[Dataset records]

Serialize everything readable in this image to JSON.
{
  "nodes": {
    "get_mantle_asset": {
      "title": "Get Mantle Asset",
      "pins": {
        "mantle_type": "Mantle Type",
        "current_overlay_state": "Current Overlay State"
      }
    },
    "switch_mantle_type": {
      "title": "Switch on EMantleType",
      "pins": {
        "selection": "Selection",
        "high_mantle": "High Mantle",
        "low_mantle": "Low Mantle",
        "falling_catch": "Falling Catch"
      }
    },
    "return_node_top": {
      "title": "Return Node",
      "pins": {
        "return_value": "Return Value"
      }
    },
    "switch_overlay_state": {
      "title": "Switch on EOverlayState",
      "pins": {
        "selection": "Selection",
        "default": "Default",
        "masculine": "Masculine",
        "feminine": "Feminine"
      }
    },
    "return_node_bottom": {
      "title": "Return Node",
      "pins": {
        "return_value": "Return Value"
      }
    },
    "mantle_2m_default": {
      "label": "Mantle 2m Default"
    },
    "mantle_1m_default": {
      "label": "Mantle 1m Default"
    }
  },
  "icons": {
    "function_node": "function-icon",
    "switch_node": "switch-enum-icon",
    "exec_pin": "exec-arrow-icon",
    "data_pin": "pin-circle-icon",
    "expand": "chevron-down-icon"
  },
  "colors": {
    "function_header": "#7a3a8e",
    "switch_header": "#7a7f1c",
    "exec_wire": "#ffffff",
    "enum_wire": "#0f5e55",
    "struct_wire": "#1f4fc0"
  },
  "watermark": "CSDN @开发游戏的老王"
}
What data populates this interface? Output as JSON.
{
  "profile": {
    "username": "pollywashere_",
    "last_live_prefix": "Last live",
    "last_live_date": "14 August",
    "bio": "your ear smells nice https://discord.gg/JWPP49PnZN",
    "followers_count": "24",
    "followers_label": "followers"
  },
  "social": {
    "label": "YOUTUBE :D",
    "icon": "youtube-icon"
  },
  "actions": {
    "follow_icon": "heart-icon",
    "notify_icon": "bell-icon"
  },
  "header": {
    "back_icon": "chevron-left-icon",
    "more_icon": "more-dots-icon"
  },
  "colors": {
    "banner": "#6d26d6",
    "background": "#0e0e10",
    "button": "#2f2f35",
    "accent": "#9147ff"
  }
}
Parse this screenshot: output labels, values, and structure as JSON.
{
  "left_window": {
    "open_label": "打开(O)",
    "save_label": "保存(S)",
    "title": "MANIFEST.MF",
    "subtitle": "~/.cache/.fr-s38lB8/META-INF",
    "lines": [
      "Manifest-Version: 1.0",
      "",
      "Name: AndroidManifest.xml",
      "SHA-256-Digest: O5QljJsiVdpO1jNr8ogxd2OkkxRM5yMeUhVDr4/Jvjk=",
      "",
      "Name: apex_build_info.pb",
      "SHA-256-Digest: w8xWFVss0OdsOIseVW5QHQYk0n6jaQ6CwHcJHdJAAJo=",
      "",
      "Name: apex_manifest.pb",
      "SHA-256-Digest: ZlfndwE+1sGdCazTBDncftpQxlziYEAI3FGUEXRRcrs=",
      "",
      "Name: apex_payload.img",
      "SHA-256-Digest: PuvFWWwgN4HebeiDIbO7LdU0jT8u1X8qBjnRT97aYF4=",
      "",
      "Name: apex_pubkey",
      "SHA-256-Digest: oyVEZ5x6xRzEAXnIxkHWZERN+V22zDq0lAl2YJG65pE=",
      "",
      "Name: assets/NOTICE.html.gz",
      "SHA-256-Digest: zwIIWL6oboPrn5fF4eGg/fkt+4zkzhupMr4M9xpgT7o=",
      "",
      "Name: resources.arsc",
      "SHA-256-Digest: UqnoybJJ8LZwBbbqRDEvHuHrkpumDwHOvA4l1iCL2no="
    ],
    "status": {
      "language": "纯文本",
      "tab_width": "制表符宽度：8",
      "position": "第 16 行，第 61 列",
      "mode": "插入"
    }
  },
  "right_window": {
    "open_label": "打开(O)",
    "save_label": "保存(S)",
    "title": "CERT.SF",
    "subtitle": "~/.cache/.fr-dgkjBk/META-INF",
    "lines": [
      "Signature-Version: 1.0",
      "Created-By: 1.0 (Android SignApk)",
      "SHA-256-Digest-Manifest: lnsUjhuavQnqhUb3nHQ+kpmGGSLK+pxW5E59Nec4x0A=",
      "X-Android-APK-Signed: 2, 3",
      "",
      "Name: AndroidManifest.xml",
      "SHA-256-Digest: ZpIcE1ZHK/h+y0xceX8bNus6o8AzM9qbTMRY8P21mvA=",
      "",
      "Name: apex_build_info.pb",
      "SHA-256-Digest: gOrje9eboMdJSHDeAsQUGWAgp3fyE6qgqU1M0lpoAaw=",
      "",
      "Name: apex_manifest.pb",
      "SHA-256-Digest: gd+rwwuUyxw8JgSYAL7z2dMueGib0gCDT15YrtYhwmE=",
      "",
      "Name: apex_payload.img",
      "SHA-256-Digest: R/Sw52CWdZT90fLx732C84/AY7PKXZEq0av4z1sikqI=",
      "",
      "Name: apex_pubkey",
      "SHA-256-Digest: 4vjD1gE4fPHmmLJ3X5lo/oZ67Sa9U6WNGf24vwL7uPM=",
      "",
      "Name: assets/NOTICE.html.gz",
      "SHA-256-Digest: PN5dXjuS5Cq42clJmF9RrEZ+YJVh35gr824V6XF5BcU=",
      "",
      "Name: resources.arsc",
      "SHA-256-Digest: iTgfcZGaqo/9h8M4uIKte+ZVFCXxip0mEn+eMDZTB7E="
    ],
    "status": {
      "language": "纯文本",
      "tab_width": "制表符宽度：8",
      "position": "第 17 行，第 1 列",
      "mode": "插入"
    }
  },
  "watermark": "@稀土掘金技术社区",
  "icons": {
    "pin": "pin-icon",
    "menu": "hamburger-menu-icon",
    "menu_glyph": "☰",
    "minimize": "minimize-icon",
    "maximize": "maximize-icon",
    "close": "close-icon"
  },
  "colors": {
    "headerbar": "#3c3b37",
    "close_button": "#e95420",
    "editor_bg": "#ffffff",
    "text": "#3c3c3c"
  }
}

■ Instructions to follow:
Each line above must be printed exactly as it appears.

■ Output below:
Serialize everything readable in this image to JSON.
{
  "nodes": {
    "get_mantle_asset": {
      "title": "Get Mantle Asset",
      "pins": {
        "mantle_type": "Mantle Type",
        "current_overlay_state": "Current Overlay State"
      }
    },
    "switch_mantle_type": {
      "title": "Switch on EMantleType",
      "pins": {
        "selection": "Selection",
        "high_mantle": "High Mantle",
        "low_mantle": "Low Mantle",
        "falling_catch": "Falling Catch"
      }
    },
    "return_node_top": {
      "title": "Return Node",
      "pins": {
        "return_value": "Return Value"
      }
    },
    "switch_overlay_state": {
      "title": "Switch on EOverlayState",
      "pins": {
        "selection": "Selection",
        "default": "Default",
        "masculine": "Masculine",
        "feminine": "Feminine"
      }
    },
    "return_node_bottom": {
      "title": "Return Node",
      "pins": {
        "return_value": "Return Value"
      }
    },
    "mantle_2m_default": {
      "label": "Mantle 2m Default"
    },
    "mantle_1m_default": {
      "label": "Mantle 1m Default"
    }
  },
  "icons": {
    "function_node": "function-icon",
    "switch_node": "switch-enum-icon",
    "exec_pin": "exec-arrow-icon",
    "data_pin": "pin-circle-icon",
    "expand": "chevron-down-icon"
  },
  "colors": {
    "function_header": "#7a3a8e",
    "switch_header": "#7a7f1c",
    "exec_wire": "#ffffff",
    "enum_wire": "#0f5e55",
    "struct_wire": "#1f4fc0"
  },
  "watermark": "CSDN @开发游戏的老王"
}
What data populates this interface? Output as JSON.
{
  "profile": {
    "username": "pollywashere_",
    "last_live_prefix": "Last live",
    "last_live_date": "14 August",
    "bio": "your ear smells nice https://discord.gg/JWPP49PnZN",
    "followers_count": "24",
    "followers_label": "followers"
  },
  "social": {
    "label": "YOUTUBE :D",
    "icon": "youtube-icon"
  },
  "actions": {
    "follow_icon": "heart-icon",
    "notify_icon": "bell-icon"
  },
  "header": {
    "back_icon": "chevron-left-icon",
    "more_icon": "more-dots-icon"
  },
  "colors": {
    "banner": "#6d26d6",
    "background": "#0e0e10",
    "button": "#2f2f35",
    "accent": "#9147ff"
  }
}
Parse this screenshot: output labels, values, and structure as JSON.
{
  "left_window": {
    "open_label": "打开(O)",
    "save_label": "保存(S)",
    "title": "MANIFEST.MF",
    "subtitle": "~/.cache/.fr-s38lB8/META-INF",
    "lines": [
      "Manifest-Version: 1.0",
      "",
      "Name: AndroidManifest.xml",
      "SHA-256-Digest: O5QljJsiVdpO1jNr8ogxd2OkkxRM5yMeUhVDr4/Jvjk=",
      "",
      "Name: apex_build_info.pb",
      "SHA-256-Digest: w8xWFVss0OdsOIseVW5QHQYk0n6jaQ6CwHcJHdJAAJo=",
      "",
      "Name: apex_manifest.pb",
      "SHA-256-Digest: ZlfndwE+1sGdCazTBDncftpQxlziYEAI3FGUEXRRcrs=",
      "",
      "Name: apex_payload.img",
      "SHA-256-Digest: PuvFWWwgN4HebeiDIbO7LdU0jT8u1X8qBjnRT97aYF4=",
      "",
      "Name: apex_pubkey",
      "SHA-256-Digest: oyVEZ5x6xRzEAXnIxkHWZERN+V22zDq0lAl2YJG65pE=",
      "",
      "Name: assets/NOTICE.html.gz",
      "SHA-256-Digest: zwIIWL6oboPrn5fF4eGg/fkt+4zkzhupMr4M9xpgT7o=",
      "",
      "Name: resources.arsc",
      "SHA-256-Digest: UqnoybJJ8LZwBbbqRDEvHuHrkpumDwHOvA4l1iCL2no="
    ],
    "status": {
      "language": "纯文本",
      "tab_width": "制表符宽度：8",
      "position": "第 16 行，第 61 列",
      "mode": "插入"
    }
  },
  "right_window": {
    "open_label": "打开(O)",
    "save_label": "保存(S)",
    "title": "CERT.SF",
    "subtitle": "~/.cache/.fr-dgkjBk/META-INF",
    "lines": [
      "Signature-Version: 1.0",
      "Created-By: 1.0 (Android SignApk)",
      "SHA-256-Digest-Manifest: lnsUjhuavQnqhUb3nHQ+kpmGGSLK+pxW5E59Nec4x0A=",
      "X-Android-APK-Signed: 2, 3",
      "",
      "Name: AndroidManifest.xml",
      "SHA-256-Digest: ZpIcE1ZHK/h+y0xceX8bNus6o8AzM9qbTMRY8P21mvA=",
      "",
      "Name: apex_build_info.pb",
      "SHA-256-Digest: gOrje9eboMdJSHDeAsQUGWAgp3fyE6qgqU1M0lpoAaw=",
      "",
      "Name: apex_manifest.pb",
      "SHA-256-Digest: gd+rwwuUyxw8JgSYAL7z2dMueGib0gCDT15YrtYhwmE=",
      "",
      "Name: apex_payload.img",
      "SHA-256-Digest: R/Sw52CWdZT90fLx732C84/AY7PKXZEq0av4z1sikqI=",
      "",
      "Name: apex_pubkey",
      "SHA-256-Digest: 4vjD1gE4fPHmmLJ3X5lo/oZ67Sa9U6WNGf24vwL7uPM=",
      "",
      "Name: assets/NOTICE.html.gz",
      "SHA-256-Digest: PN5dXjuS5Cq42clJmF9RrEZ+YJVh35gr824V6XF5BcU=",
      "",
      "Name: resources.arsc",
      "SHA-256-Digest: iTgfcZGaqo/9h8M4uIKte+ZVFCXxip0mEn+eMDZTB7E="
    ],
    "status": {
      "language": "纯文本",
      "tab_width": "制表符宽度：8",
      "position": "第 17 行，第 1 列",
      "mode": "插入"
    }
  },
  "watermark": "@稀土掘金技术社区",
  "icons": {
    "pin": "pin-icon",
    "menu": "hamburger-menu-icon",
    "menu_glyph": "☰",
    "minimize": "minimize-icon",
    "maximize": "maximize-icon",
    "close": "close-icon"
  },
  "colors": {
    "headerbar": "#3c3b37",
    "close_button": "#e95420",
    "editor_bg": "#ffffff",
    "text": "#3c3c3c"
  }
}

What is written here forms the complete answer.